Exercise task:
Below are some records. Pull every line that contains the word "Evolution".
================================
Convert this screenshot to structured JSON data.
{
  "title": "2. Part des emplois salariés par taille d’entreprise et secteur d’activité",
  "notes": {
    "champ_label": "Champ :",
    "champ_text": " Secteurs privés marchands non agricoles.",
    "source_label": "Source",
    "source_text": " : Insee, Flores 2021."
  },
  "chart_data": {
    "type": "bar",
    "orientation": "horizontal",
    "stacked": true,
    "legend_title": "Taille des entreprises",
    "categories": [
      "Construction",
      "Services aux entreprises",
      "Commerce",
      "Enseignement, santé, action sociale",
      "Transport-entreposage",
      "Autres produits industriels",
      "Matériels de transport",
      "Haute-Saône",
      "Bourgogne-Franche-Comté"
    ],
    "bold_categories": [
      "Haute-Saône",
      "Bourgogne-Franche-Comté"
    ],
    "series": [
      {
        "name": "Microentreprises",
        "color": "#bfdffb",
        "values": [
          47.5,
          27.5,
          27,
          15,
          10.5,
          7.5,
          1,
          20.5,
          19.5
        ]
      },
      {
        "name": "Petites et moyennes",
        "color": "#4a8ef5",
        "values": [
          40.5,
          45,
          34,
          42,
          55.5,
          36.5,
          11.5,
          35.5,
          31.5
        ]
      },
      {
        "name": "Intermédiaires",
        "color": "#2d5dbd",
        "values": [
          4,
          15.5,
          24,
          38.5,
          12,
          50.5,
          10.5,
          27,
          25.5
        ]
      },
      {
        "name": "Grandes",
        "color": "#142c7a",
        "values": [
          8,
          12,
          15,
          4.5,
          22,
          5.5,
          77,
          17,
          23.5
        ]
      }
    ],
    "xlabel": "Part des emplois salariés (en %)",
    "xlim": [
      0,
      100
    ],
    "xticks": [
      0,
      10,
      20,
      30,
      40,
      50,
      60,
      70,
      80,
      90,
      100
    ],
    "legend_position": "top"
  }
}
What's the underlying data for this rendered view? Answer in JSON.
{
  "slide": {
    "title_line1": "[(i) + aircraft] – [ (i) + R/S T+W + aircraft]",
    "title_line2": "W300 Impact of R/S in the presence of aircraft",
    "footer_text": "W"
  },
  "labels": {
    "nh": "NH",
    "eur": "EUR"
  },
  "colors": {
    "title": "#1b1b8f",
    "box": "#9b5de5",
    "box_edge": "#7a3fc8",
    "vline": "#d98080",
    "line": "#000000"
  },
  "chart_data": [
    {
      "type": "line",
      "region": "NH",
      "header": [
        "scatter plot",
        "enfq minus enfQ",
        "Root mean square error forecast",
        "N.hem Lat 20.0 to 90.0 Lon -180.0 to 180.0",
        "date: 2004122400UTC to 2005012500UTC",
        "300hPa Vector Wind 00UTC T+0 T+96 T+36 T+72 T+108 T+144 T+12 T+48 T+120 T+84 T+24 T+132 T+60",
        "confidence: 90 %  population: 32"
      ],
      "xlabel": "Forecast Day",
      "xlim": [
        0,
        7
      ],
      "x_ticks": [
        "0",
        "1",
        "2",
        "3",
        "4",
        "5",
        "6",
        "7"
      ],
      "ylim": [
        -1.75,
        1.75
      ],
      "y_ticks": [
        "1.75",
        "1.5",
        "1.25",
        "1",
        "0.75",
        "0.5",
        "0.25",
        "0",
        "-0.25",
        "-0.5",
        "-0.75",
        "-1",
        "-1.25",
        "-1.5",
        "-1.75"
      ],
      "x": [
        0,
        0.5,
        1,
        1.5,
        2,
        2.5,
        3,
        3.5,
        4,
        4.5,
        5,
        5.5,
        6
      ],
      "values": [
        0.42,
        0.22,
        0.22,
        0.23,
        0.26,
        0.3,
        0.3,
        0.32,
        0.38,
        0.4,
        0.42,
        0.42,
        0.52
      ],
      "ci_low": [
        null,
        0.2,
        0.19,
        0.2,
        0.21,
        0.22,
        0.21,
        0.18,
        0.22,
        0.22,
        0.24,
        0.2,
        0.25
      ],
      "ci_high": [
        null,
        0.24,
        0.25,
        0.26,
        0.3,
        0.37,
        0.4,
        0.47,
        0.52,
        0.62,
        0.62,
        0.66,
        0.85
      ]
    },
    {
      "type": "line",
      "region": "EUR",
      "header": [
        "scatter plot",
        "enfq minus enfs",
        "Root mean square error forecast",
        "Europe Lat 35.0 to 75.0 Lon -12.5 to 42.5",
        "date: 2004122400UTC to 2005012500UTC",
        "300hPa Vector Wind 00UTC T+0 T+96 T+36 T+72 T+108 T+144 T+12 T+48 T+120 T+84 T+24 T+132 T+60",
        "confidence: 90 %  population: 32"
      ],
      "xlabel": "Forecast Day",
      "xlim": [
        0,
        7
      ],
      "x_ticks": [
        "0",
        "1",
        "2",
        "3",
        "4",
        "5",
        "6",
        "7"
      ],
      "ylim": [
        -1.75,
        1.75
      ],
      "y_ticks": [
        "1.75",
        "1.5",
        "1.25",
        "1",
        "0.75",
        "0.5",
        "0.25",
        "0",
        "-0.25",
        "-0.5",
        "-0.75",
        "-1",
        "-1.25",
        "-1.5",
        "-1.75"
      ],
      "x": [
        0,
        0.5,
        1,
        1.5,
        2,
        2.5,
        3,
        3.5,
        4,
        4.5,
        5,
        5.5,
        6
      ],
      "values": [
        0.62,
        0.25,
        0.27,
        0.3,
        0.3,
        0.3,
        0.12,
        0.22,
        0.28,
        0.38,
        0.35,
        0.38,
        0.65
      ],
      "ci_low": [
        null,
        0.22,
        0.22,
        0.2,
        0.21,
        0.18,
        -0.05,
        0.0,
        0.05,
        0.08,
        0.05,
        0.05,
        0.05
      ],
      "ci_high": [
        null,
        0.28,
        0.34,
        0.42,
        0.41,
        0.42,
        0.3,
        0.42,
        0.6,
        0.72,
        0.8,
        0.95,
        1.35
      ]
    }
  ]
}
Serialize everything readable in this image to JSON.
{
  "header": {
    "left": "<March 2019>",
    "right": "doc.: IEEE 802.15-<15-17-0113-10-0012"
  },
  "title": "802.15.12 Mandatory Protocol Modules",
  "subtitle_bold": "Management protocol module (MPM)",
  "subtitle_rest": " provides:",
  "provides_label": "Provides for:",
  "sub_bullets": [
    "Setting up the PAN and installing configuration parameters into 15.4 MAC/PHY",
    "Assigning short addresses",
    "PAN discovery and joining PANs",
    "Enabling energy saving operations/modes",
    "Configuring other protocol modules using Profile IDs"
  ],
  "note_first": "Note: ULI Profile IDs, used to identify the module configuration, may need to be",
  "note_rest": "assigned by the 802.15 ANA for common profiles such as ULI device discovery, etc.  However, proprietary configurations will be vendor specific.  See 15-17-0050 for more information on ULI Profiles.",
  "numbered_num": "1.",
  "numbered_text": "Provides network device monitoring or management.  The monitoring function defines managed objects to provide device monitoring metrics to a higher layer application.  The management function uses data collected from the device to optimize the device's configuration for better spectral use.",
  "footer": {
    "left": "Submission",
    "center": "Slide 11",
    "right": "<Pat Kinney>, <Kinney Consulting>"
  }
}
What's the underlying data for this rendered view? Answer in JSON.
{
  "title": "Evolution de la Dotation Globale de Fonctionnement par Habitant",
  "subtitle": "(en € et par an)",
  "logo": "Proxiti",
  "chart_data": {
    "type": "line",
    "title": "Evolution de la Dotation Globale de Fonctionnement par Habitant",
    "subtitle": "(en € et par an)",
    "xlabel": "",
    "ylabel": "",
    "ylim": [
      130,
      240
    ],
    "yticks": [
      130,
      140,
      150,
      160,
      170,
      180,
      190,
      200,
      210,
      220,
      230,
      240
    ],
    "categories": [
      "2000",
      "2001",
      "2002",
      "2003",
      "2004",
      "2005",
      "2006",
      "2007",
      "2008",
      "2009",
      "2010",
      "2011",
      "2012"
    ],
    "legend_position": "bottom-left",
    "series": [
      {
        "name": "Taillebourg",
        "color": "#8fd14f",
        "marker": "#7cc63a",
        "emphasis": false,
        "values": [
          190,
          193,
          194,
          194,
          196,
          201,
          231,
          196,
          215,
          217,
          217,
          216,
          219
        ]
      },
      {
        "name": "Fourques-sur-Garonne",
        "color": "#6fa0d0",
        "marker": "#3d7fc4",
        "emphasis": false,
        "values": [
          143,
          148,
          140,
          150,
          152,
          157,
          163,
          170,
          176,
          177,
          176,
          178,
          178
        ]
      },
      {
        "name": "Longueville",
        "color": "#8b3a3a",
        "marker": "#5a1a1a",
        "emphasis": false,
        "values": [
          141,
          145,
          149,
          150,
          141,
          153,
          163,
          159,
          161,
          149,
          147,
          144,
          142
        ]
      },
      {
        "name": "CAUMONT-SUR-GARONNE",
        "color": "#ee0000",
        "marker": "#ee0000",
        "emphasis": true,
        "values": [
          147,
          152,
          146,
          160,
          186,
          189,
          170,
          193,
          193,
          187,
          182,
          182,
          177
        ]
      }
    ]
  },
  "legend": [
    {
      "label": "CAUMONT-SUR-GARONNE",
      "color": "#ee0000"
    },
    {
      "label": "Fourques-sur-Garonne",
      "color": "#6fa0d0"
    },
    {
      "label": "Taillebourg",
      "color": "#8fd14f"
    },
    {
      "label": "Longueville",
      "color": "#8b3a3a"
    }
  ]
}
================================
Result:
  "title": "Evolution de la Dotation Globale de Fonctionnement par Habitant",
    "title": "Evolution de la Dotation Globale de Fonctionnement par Habitant",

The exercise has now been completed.